**Texte fourni:**
---------------

Il semblerait que ce ne soit plus qu’une question de temps avant de voir apparaître les premières solutions BPO bancaires au Luxembourg. La Place accuse un certain retard, en la matière...

June 23, 2015

Yves-BaguetIl semblerait que ce ne soit plus qu’une question de temps avant de voir apparaître les premières solutions BPO bancaires au Luxembourg. La Place accuse un certain retard, en la matière…

Par Sébastien Lambotte pour l’édition ITnation Mag Printemps 2015

Pourtant, l’émergence de telles plateformes d’externalisation semblent plus que jamais nécessaires, tant pour la préservation de la compétitivité des banques locales et le maintien de l’activité au Luxembourg, que pour le renforcement de l’attractivité de la place financière.

Peut-on encore espérer voir naître une solution luxembourgeoise d’externalisation de processus liés à un core-banking system comme il en existe en Suisse ? La question est plus que jamais d’actualité. Si des solutions répondent aux enjeux de transformation dans les métiers des fonds, au niveau de l’activité bancaire proprement dite, il semble que cela soit plus compliqué. En 2014, BIL et Avaloq avaient fait part d’un projet commun et ambitieux de développement d’une plateforme BPO destinée aux acteurs de la banque. Ce projet n’a finalement pas trouvé de conclusion heureuse. D’autres initiatives sont en cours, ou du moins envisagées, dont une portée par la KBL avec le support des équipes ICT de la banque Suisse Lombard-Odier.

---------------

**Section des données:**
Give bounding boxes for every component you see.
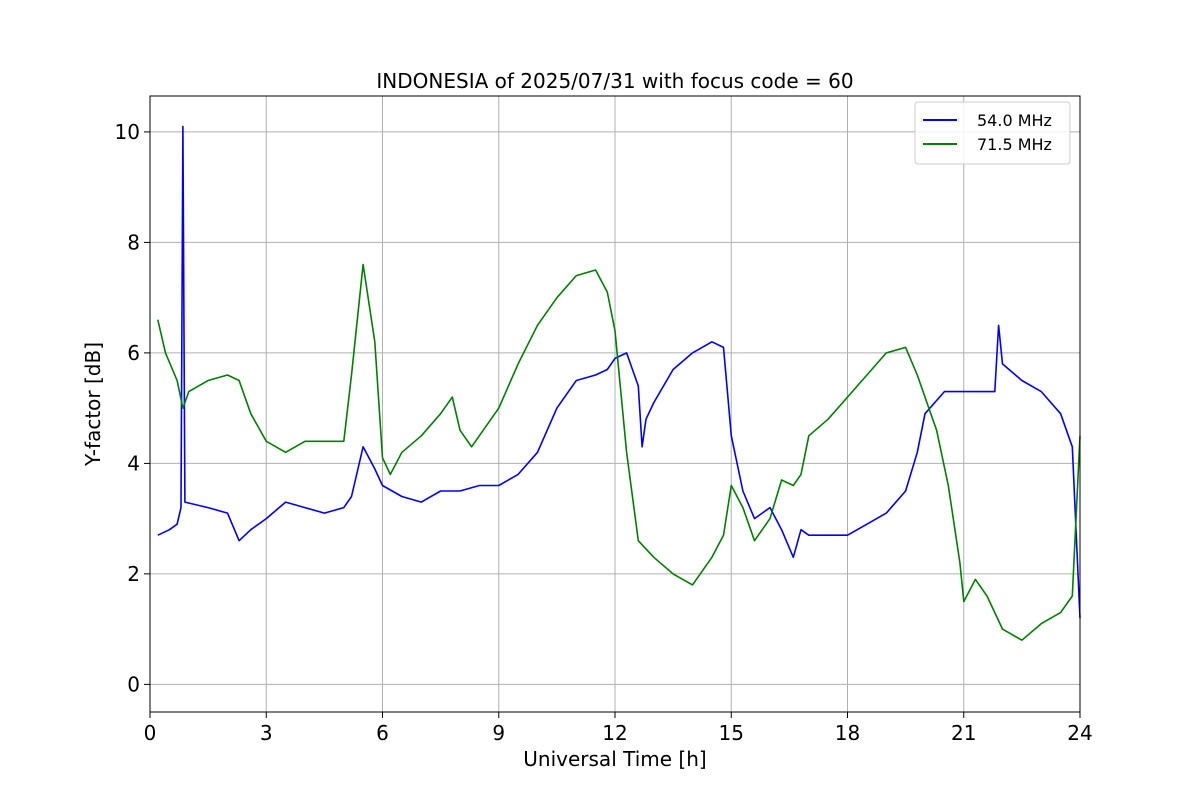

---------------

**But annoncé:** Poursuivez l'article sur l'externalisation bancaire au Luxembourg en reprenant juste après sa dernière phrase.

**Résultat obtenu:**
Pourquoi, toutefois, semble-t-il si difficile pour les acteurs luxembourgeois de recourir à l’externalisation et de permettre à de telles solutions d’émerger ? Dans le discours comme sur papier, le modèle BPO est celui de l’avenir. « J’y crois fortement, commente Yves Baguet, COO de la BIL depuis le mois de janvier 2015. Il faut cependant être précis quand on évoque de telles solutions, notamment au niveau du scope de l’externalisation. Une solution BPO fonctionne généralement bien pour un scope bien déterminé, pour un métier ou une activité donnée. Pour un acteur comme la BIL, une banque universelle organisée autour de quatre grands métiers (private banking, retail banking, corporate & insitutional banking, financial market, ndlr), trouver une solution qui réponde à l’ensemble de nos besoins s’avère complexe. »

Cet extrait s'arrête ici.